— EXERCISE —
The records below must be duplicated exactly, character for character.
━━━━━━━━━━
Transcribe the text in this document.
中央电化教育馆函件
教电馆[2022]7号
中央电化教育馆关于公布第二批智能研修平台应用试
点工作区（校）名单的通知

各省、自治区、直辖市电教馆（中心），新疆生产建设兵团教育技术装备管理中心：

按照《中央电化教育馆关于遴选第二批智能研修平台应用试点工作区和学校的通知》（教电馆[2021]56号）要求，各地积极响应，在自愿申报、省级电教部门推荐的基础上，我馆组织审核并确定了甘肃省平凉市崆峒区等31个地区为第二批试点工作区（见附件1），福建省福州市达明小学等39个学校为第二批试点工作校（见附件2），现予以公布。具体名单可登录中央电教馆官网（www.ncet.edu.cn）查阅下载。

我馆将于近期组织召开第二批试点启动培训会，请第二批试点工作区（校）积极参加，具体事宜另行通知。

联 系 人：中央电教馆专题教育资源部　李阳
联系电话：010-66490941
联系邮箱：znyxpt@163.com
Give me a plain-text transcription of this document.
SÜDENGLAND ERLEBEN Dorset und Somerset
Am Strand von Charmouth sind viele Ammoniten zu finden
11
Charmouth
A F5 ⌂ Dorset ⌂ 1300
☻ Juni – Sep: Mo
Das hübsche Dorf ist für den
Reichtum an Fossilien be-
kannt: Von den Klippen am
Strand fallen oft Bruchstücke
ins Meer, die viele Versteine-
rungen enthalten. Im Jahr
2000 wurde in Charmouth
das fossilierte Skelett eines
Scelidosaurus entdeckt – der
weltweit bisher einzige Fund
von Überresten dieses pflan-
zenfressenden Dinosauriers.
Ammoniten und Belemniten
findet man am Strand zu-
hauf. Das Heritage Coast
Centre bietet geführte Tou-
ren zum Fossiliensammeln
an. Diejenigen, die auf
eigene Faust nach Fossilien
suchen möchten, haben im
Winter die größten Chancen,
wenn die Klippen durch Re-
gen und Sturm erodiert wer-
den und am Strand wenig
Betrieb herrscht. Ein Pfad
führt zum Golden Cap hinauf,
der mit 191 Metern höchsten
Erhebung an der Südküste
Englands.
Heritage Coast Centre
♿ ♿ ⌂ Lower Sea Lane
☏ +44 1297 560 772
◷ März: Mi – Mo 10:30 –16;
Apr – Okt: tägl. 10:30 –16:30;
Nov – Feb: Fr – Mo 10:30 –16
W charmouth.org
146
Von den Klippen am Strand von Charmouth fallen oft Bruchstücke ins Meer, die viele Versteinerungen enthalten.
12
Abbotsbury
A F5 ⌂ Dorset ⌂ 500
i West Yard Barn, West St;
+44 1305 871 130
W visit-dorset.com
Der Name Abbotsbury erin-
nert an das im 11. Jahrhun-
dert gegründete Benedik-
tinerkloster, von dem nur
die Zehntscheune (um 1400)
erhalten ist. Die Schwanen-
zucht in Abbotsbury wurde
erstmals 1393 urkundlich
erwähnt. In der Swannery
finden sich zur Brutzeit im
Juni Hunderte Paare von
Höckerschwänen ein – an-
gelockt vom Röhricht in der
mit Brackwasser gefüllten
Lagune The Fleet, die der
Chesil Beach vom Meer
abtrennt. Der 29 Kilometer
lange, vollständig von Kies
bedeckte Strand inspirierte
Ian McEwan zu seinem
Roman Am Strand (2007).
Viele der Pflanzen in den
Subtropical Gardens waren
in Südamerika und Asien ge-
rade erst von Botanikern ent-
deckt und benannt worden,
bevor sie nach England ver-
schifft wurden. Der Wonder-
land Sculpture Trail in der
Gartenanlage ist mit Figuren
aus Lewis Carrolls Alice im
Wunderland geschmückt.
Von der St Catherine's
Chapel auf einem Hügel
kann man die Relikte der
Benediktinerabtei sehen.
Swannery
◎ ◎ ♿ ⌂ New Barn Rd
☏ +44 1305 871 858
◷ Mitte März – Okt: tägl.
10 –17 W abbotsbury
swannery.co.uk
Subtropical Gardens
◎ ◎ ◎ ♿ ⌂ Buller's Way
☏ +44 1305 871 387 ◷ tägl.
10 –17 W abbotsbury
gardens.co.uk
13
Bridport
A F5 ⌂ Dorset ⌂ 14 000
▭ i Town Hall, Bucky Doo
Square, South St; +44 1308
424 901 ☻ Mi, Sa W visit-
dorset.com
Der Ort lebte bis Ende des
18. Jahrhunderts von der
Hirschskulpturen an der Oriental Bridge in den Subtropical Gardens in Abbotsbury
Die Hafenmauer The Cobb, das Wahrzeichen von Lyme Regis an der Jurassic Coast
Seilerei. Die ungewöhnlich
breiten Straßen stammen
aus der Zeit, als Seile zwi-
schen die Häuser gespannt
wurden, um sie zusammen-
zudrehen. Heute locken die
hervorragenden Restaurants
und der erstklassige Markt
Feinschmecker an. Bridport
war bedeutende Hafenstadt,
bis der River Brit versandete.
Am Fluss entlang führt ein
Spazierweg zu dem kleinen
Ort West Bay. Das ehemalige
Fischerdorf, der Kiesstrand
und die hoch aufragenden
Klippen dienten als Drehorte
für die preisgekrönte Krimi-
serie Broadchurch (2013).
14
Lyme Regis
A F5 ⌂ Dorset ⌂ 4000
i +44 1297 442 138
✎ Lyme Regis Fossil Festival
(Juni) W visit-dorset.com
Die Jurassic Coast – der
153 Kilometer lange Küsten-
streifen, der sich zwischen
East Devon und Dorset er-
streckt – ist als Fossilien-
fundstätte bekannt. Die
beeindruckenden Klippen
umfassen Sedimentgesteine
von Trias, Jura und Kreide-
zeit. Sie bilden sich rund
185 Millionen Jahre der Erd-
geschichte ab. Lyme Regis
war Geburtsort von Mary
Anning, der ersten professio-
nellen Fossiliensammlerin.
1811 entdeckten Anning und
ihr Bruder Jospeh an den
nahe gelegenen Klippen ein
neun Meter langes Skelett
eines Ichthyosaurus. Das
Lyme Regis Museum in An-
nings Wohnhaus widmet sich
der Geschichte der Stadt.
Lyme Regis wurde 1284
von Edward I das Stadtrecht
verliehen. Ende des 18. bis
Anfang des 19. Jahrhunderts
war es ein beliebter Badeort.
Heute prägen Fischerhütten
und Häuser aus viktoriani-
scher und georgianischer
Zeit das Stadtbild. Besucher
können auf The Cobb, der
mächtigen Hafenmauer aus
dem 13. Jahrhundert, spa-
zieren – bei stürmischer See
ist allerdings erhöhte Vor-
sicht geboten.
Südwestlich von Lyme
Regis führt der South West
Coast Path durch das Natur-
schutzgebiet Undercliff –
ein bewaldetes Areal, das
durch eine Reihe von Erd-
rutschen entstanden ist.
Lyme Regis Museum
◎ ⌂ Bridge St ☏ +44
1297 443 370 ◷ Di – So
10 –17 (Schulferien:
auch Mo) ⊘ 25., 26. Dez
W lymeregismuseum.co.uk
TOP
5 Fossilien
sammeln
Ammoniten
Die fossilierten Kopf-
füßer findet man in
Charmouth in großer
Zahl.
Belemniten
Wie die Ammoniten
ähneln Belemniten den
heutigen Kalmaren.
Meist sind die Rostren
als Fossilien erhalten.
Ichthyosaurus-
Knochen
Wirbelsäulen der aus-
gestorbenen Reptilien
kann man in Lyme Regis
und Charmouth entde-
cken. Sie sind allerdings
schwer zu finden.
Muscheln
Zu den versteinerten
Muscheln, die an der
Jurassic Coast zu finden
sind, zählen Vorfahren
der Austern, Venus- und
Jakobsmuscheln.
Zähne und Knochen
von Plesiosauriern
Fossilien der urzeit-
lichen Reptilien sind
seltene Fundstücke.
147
━━━━━━━━━━
— SOLUTION BELOW —
Transcribe the text in this document.
中央电化教育馆函件
教电馆[2022]7号
中央电化教育馆关于公布第二批智能研修平台应用试
点工作区（校）名单的通知

各省、自治区、直辖市电教馆（中心），新疆生产建设兵团教育技术装备管理中心：

按照《中央电化教育馆关于遴选第二批智能研修平台应用试点工作区和学校的通知》（教电馆[2021]56号）要求，各地积极响应，在自愿申报、省级电教部门推荐的基础上，我馆组织审核并确定了甘肃省平凉市崆峒区等31个地区为第二批试点工作区（见附件1），福建省福州市达明小学等39个学校为第二批试点工作校（见附件2），现予以公布。具体名单可登录中央电教馆官网（www.ncet.edu.cn）查阅下载。

我馆将于近期组织召开第二批试点启动培训会，请第二批试点工作区（校）积极参加，具体事宜另行通知。

联 系 人：中央电教馆专题教育资源部　李阳
联系电话：010-66490941
联系邮箱：znyxpt@163.com
Give me a plain-text transcription of this document.
SÜDENGLAND ERLEBEN Dorset und Somerset
Am Strand von Charmouth sind viele Ammoniten zu finden
11
Charmouth
A F5 ⌂ Dorset ⌂ 1300
☻ Juni – Sep: Mo
Das hübsche Dorf ist für den
Reichtum an Fossilien be-
kannt: Von den Klippen am
Strand fallen oft Bruchstücke
ins Meer, die viele Versteine-
rungen enthalten. Im Jahr
2000 wurde in Charmouth
das fossilierte Skelett eines
Scelidosaurus entdeckt – der
weltweit bisher einzige Fund
von Überresten dieses pflan-
zenfressenden Dinosauriers.
Ammoniten und Belemniten
findet man am Strand zu-
hauf. Das Heritage Coast
Centre bietet geführte Tou-
ren zum Fossiliensammeln
an. Diejenigen, die auf
eigene Faust nach Fossilien
suchen möchten, haben im
Winter die größten Chancen,
wenn die Klippen durch Re-
gen und Sturm erodiert wer-
den und am Strand wenig
Betrieb herrscht. Ein Pfad
führt zum Golden Cap hinauf,
der mit 191 Metern höchsten
Erhebung an der Südküste
Englands.
Heritage Coast Centre
♿ ♿ ⌂ Lower Sea Lane
☏ +44 1297 560 772
◷ März: Mi – Mo 10:30 –16;
Apr – Okt: tägl. 10:30 –16:30;
Nov – Feb: Fr – Mo 10:30 –16
W charmouth.org
146
Von den Klippen am Strand von Charmouth fallen oft Bruchstücke ins Meer, die viele Versteinerungen enthalten.
12
Abbotsbury
A F5 ⌂ Dorset ⌂ 500
i West Yard Barn, West St;
+44 1305 871 130
W visit-dorset.com
Der Name Abbotsbury erin-
nert an das im 11. Jahrhun-
dert gegründete Benedik-
tinerkloster, von dem nur
die Zehntscheune (um 1400)
erhalten ist. Die Schwanen-
zucht in Abbotsbury wurde
erstmals 1393 urkundlich
erwähnt. In der Swannery
finden sich zur Brutzeit im
Juni Hunderte Paare von
Höckerschwänen ein – an-
gelockt vom Röhricht in der
mit Brackwasser gefüllten
Lagune The Fleet, die der
Chesil Beach vom Meer
abtrennt. Der 29 Kilometer
lange, vollständig von Kies
bedeckte Strand inspirierte
Ian McEwan zu seinem
Roman Am Strand (2007).
Viele der Pflanzen in den
Subtropical Gardens waren
in Südamerika und Asien ge-
rade erst von Botanikern ent-
deckt und benannt worden,
bevor sie nach England ver-
schifft wurden. Der Wonder-
land Sculpture Trail in der
Gartenanlage ist mit Figuren
aus Lewis Carrolls Alice im
Wunderland geschmückt.
Von der St Catherine's
Chapel auf einem Hügel
kann man die Relikte der
Benediktinerabtei sehen.
Swannery
◎ ◎ ♿ ⌂ New Barn Rd
☏ +44 1305 871 858
◷ Mitte März – Okt: tägl.
10 –17 W abbotsbury
swannery.co.uk
Subtropical Gardens
◎ ◎ ◎ ♿ ⌂ Buller's Way
☏ +44 1305 871 387 ◷ tägl.
10 –17 W abbotsbury
gardens.co.uk
13
Bridport
A F5 ⌂ Dorset ⌂ 14 000
▭ i Town Hall, Bucky Doo
Square, South St; +44 1308
424 901 ☻ Mi, Sa W visit-
dorset.com
Der Ort lebte bis Ende des
18. Jahrhunderts von der
Hirschskulpturen an der Oriental Bridge in den Subtropical Gardens in Abbotsbury
Die Hafenmauer The Cobb, das Wahrzeichen von Lyme Regis an der Jurassic Coast
Seilerei. Die ungewöhnlich
breiten Straßen stammen
aus der Zeit, als Seile zwi-
schen die Häuser gespannt
wurden, um sie zusammen-
zudrehen. Heute locken die
hervorragenden Restaurants
und der erstklassige Markt
Feinschmecker an. Bridport
war bedeutende Hafenstadt,
bis der River Brit versandete.
Am Fluss entlang führt ein
Spazierweg zu dem kleinen
Ort West Bay. Das ehemalige
Fischerdorf, der Kiesstrand
und die hoch aufragenden
Klippen dienten als Drehorte
für die preisgekrönte Krimi-
serie Broadchurch (2013).
14
Lyme Regis
A F5 ⌂ Dorset ⌂ 4000
i +44 1297 442 138
✎ Lyme Regis Fossil Festival
(Juni) W visit-dorset.com
Die Jurassic Coast – der
153 Kilometer lange Küsten-
streifen, der sich zwischen
East Devon und Dorset er-
streckt – ist als Fossilien-
fundstätte bekannt. Die
beeindruckenden Klippen
umfassen Sedimentgesteine
von Trias, Jura und Kreide-
zeit. Sie bilden sich rund
185 Millionen Jahre der Erd-
geschichte ab. Lyme Regis
war Geburtsort von Mary
Anning, der ersten professio-
nellen Fossiliensammlerin.
1811 entdeckten Anning und
ihr Bruder Jospeh an den
nahe gelegenen Klippen ein
neun Meter langes Skelett
eines Ichthyosaurus. Das
Lyme Regis Museum in An-
nings Wohnhaus widmet sich
der Geschichte der Stadt.
Lyme Regis wurde 1284
von Edward I das Stadtrecht
verliehen. Ende des 18. bis
Anfang des 19. Jahrhunderts
war es ein beliebter Badeort.
Heute prägen Fischerhütten
und Häuser aus viktoriani-
scher und georgianischer
Zeit das Stadtbild. Besucher
können auf The Cobb, der
mächtigen Hafenmauer aus
dem 13. Jahrhundert, spa-
zieren – bei stürmischer See
ist allerdings erhöhte Vor-
sicht geboten.
Südwestlich von Lyme
Regis führt der South West
Coast Path durch das Natur-
schutzgebiet Undercliff –
ein bewaldetes Areal, das
durch eine Reihe von Erd-
rutschen entstanden ist.
Lyme Regis Museum
◎ ⌂ Bridge St ☏ +44
1297 443 370 ◷ Di – So
10 –17 (Schulferien:
auch Mo) ⊘ 25., 26. Dez
W lymeregismuseum.co.uk
TOP
5 Fossilien
sammeln
Ammoniten
Die fossilierten Kopf-
füßer findet man in
Charmouth in großer
Zahl.
Belemniten
Wie die Ammoniten
ähneln Belemniten den
heutigen Kalmaren.
Meist sind die Rostren
als Fossilien erhalten.
Ichthyosaurus-
Knochen
Wirbelsäulen der aus-
gestorbenen Reptilien
kann man in Lyme Regis
und Charmouth entde-
cken. Sie sind allerdings
schwer zu finden.
Muscheln
Zu den versteinerten
Muscheln, die an der
Jurassic Coast zu finden
sind, zählen Vorfahren
der Austern, Venus- und
Jakobsmuscheln.
Zähne und Knochen
von Plesiosauriern
Fossilien der urzeit-
lichen Reptilien sind
seltene Fundstücke.
147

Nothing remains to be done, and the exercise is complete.